PROBLEM REQUIREMENTS — Print each line exactly as it is given.

DATA SECTION —
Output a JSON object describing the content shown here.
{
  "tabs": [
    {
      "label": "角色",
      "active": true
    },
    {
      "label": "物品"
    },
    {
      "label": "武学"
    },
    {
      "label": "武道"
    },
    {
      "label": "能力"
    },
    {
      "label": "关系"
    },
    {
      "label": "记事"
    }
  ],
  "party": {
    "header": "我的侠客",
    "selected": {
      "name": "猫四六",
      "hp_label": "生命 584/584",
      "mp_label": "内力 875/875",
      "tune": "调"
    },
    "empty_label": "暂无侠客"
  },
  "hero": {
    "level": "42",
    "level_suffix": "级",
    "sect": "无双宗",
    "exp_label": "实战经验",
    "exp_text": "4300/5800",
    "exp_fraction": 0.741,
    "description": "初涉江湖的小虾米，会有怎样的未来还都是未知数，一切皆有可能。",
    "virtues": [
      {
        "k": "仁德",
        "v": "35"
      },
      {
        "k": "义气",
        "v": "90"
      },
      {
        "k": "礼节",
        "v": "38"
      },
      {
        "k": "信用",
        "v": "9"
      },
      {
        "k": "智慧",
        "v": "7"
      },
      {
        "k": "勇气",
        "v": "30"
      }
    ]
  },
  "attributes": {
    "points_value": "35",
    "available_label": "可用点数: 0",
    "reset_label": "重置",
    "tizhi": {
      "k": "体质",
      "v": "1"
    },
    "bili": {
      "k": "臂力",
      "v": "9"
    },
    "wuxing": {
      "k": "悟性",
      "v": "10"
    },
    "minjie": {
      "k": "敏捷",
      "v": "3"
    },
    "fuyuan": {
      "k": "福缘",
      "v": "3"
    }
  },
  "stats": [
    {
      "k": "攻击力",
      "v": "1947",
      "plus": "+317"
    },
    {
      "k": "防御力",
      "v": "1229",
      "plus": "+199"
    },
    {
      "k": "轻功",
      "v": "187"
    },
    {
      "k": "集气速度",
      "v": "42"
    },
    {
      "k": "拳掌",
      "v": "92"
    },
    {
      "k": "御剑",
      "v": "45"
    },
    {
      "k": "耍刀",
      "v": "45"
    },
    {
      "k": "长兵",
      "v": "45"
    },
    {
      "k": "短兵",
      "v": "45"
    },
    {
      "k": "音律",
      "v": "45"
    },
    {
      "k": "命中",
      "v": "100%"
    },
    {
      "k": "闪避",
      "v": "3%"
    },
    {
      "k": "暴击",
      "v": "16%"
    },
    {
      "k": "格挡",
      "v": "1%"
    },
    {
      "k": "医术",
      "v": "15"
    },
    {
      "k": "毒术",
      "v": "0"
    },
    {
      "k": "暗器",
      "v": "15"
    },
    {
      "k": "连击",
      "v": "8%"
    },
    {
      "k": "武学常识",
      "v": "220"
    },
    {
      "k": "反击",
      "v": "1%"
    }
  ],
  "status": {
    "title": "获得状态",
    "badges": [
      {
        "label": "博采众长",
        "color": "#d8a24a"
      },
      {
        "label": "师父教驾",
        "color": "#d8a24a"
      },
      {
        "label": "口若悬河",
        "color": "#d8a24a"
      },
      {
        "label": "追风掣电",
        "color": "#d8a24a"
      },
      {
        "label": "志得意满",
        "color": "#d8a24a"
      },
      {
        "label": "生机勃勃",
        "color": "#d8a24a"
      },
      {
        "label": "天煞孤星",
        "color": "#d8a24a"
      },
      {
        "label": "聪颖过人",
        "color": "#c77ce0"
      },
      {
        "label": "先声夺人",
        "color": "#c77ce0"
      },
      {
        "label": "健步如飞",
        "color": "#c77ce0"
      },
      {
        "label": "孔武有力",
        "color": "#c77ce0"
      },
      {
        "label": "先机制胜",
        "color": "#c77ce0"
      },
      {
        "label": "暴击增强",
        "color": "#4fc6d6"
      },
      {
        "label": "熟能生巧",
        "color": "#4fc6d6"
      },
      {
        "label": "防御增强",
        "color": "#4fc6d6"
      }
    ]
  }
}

RESULT —
Output a JSON object describing the content shown here.
{
  "tabs": [
    {
      "label": "角色",
      "active": true
    },
    {
      "label": "物品"
    },
    {
      "label": "武学"
    },
    {
      "label": "武道"
    },
    {
      "label": "能力"
    },
    {
      "label": "关系"
    },
    {
      "label": "记事"
    }
  ],
  "party": {
    "header": "我的侠客",
    "selected": {
      "name": "猫四六",
      "hp_label": "生命 584/584",
      "mp_label": "内力 875/875",
      "tune": "调"
    },
    "empty_label": "暂无侠客"
  },
  "hero": {
    "level": "42",
    "level_suffix": "级",
    "sect": "无双宗",
    "exp_label": "实战经验",
    "exp_text": "4300/5800",
    "exp_fraction": 0.741,
    "description": "初涉江湖的小虾米，会有怎样的未来还都是未知数，一切皆有可能。",
    "virtues": [
      {
        "k": "仁德",
        "v": "35"
      },
      {
        "k": "义气",
        "v": "90"
      },
      {
        "k": "礼节",
        "v": "38"
      },
      {
        "k": "信用",
        "v": "9"
      },
      {
        "k": "智慧",
        "v": "7"
      },
      {
        "k": "勇气",
        "v": "30"
      }
    ]
  },
  "attributes": {
    "points_value": "35",
    "available_label": "可用点数: 0",
    "reset_label": "重置",
    "tizhi": {
      "k": "体质",
      "v": "1"
    },
    "bili": {
      "k": "臂力",
      "v": "9"
    },
    "wuxing": {
      "k": "悟性",
      "v": "10"
    },
    "minjie": {
      "k": "敏捷",
      "v": "3"
    },
    "fuyuan": {
      "k": "福缘",
      "v": "3"
    }
  },
  "stats": [
    {
      "k": "攻击力",
      "v": "1947",
      "plus": "+317"
    },
    {
      "k": "防御力",
      "v": "1229",
      "plus": "+199"
    },
    {
      "k": "轻功",
      "v": "187"
    },
    {
      "k": "集气速度",
      "v": "42"
    },
    {
      "k": "拳掌",
      "v": "92"
    },
    {
      "k": "御剑",
      "v": "45"
    },
    {
      "k": "耍刀",
      "v": "45"
    },
    {
      "k": "长兵",
      "v": "45"
    },
    {
      "k": "短兵",
      "v": "45"
    },
    {
      "k": "音律",
      "v": "45"
    },
    {
      "k": "命中",
      "v": "100%"
    },
    {
      "k": "闪避",
      "v": "3%"
    },
    {
      "k": "暴击",
      "v": "16%"
    },
    {
      "k": "格挡",
      "v": "1%"
    },
    {
      "k": "医术",
      "v": "15"
    },
    {
      "k": "毒术",
      "v": "0"
    },
    {
      "k": "暗器",
      "v": "15"
    },
    {
      "k": "连击",
      "v": "8%"
    },
    {
      "k": "武学常识",
      "v": "220"
    },
    {
      "k": "反击",
      "v": "1%"
    }
  ],
  "status": {
    "title": "获得状态",
    "badges": [
      {
        "label": "博采众长",
        "color": "#d8a24a"
      },
      {
        "label": "师父教驾",
        "color": "#d8a24a"
      },
      {
        "label": "口若悬河",
        "color": "#d8a24a"
      },
      {
        "label": "追风掣电",
        "color": "#d8a24a"
      },
      {
        "label": "志得意满",
        "color": "#d8a24a"
      },
      {
        "label": "生机勃勃",
        "color": "#d8a24a"
      },
      {
        "label": "天煞孤星",
        "color": "#d8a24a"
      },
      {
        "label": "聪颖过人",
        "color": "#c77ce0"
      },
      {
        "label": "先声夺人",
        "color": "#c77ce0"
      },
      {
        "label": "健步如飞",
        "color": "#c77ce0"
      },
      {
        "label": "孔武有力",
        "color": "#c77ce0"
      },
      {
        "label": "先机制胜",
        "color": "#c77ce0"
      },
      {
        "label": "暴击增强",
        "color": "#4fc6d6"
      },
      {
        "label": "熟能生巧",
        "color": "#4fc6d6"
      },
      {
        "label": "防御增强",
        "color": "#4fc6d6"
      }
    ]
  }
}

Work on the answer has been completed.